## Goal
Transcribe the listing verbatim. Do not carry over any pictures.

## Given data
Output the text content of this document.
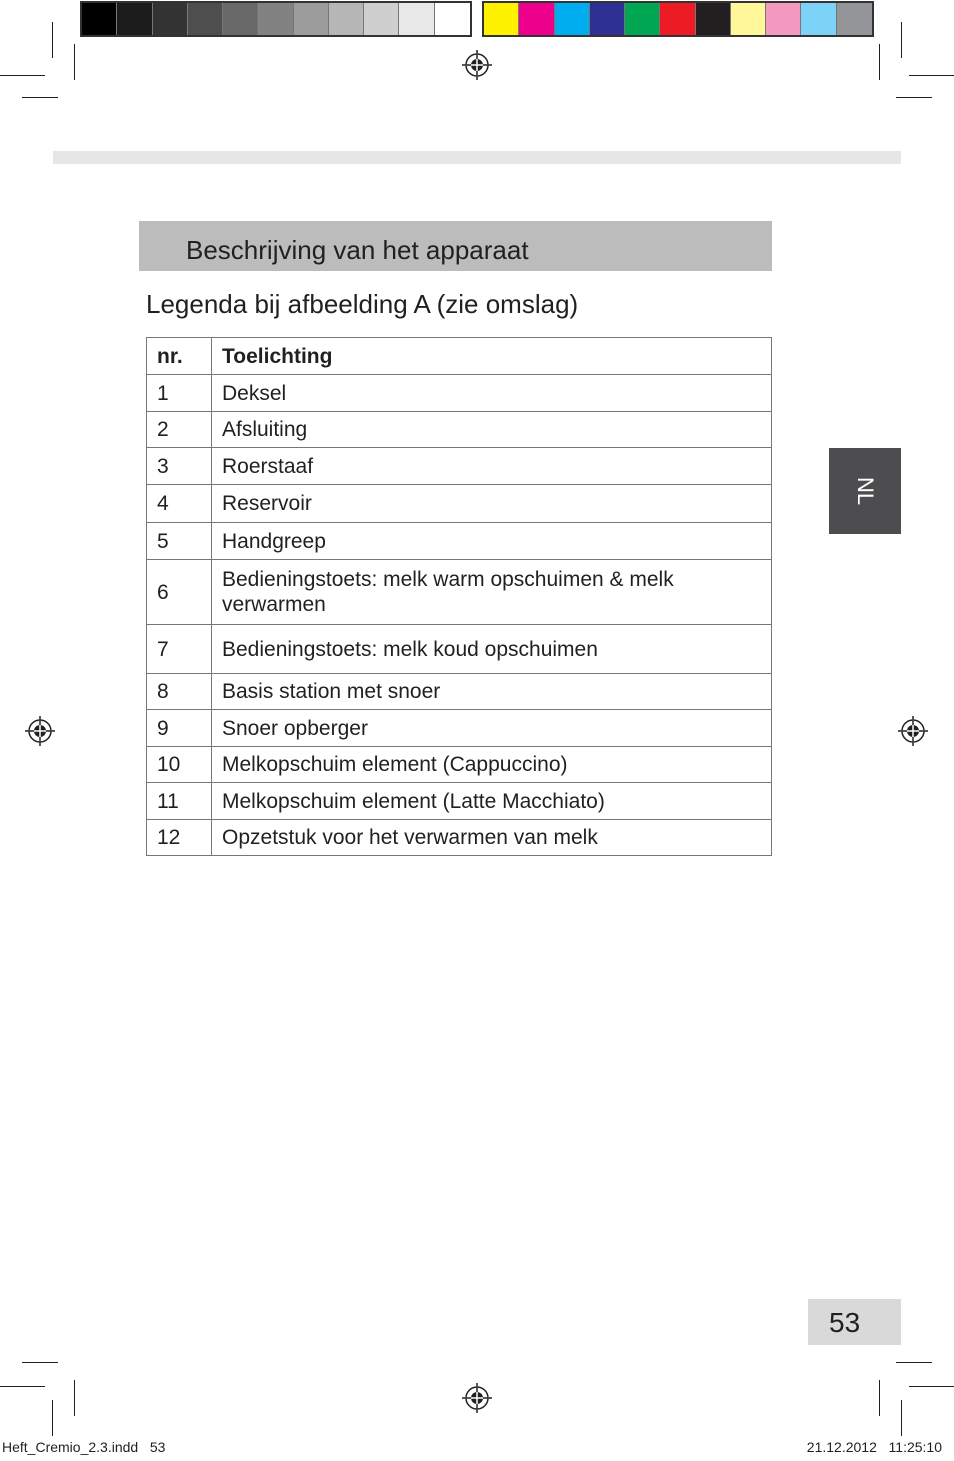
Beschrijving van het apparaat
Legenda bij afbeelding A (zie omslag)
nr.	Toelichting
1	Deksel
2	Afsluiting
3	Roerstaaf
4	Reservoir
5	Handgreep
6	Bedieningstoets: melk warm opschuimen & melk verwarmen
7	Bedieningstoets: melk koud opschuimen
8	Basis station met snoer
9	Snoer opberger
10	Melkopschuim element (Cappuccino)
11	Melkopschuim element (Latte Macchiato)
12	Opzetstuk voor het verwarmen van melk
NL
53
Heft_Cremio_2.3.indd   53	21.12.2012   11:25:10
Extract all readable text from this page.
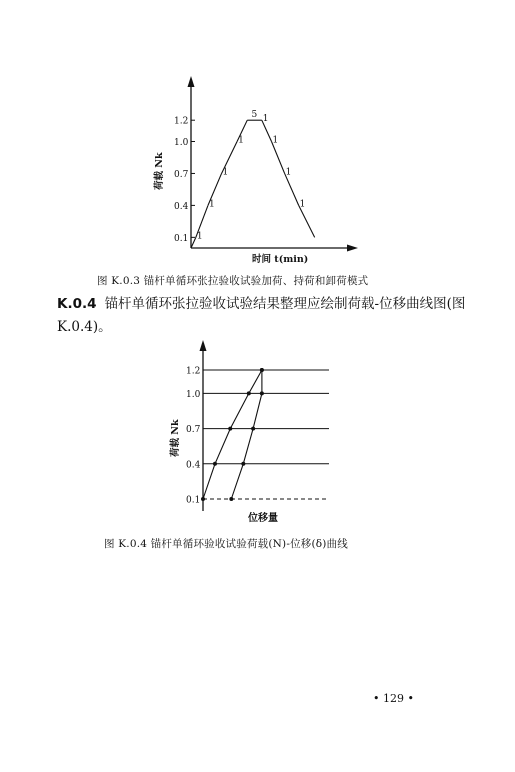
0.1
0.4
0.7
1.0
1.2
1
1
1
1
5 1
1
1
1
时间 t(min)
荷载 Nk
图 K.0.3 锚杆单循环张拉验收试验加荷、持荷和卸荷模式
K.0.4 锚杆单循环张拉验收试验结果整理应绘制荷载-位移曲线图(图 K.0.4)。
0.1
0.4
0.7
1.0
1.2
位移量
荷载 Nk
图 K.0.4 锚杆单循环验收试验荷载(N)-位移(δ)曲线
• 129 •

## Answer to this exercise
Output the text content of this document.
Beschrijving van het apparaat
Legenda bij afbeelding A (zie omslag)
nr.	Toelichting
1	Deksel
2	Afsluiting
3	Roerstaaf
4	Reservoir
5	Handgreep
6	Bedieningstoets: melk warm opschuimen & melk verwarmen
7	Bedieningstoets: melk koud opschuimen
8	Basis station met snoer
9	Snoer opberger
10	Melkopschuim element (Cappuccino)
11	Melkopschuim element (Latte Macchiato)
12	Opzetstuk voor het verwarmen van melk
NL
53
Heft_Cremio_2.3.indd   53	21.12.2012   11:25:10
Extract all readable text from this page.
0.1
0.4
0.7
1.0
1.2
1
1
1
1
5 1
1
1
1
时间 t(min)
荷载 Nk
图 K.0.3 锚杆单循环张拉验收试验加荷、持荷和卸荷模式
K.0.4 锚杆单循环张拉验收试验结果整理应绘制荷载-位移曲线图(图 K.0.4)。
0.1
0.4
0.7
1.0
1.2
位移量
荷载 Nk
图 K.0.4 锚杆单循环验收试验荷载(N)-位移(δ)曲线
• 129 •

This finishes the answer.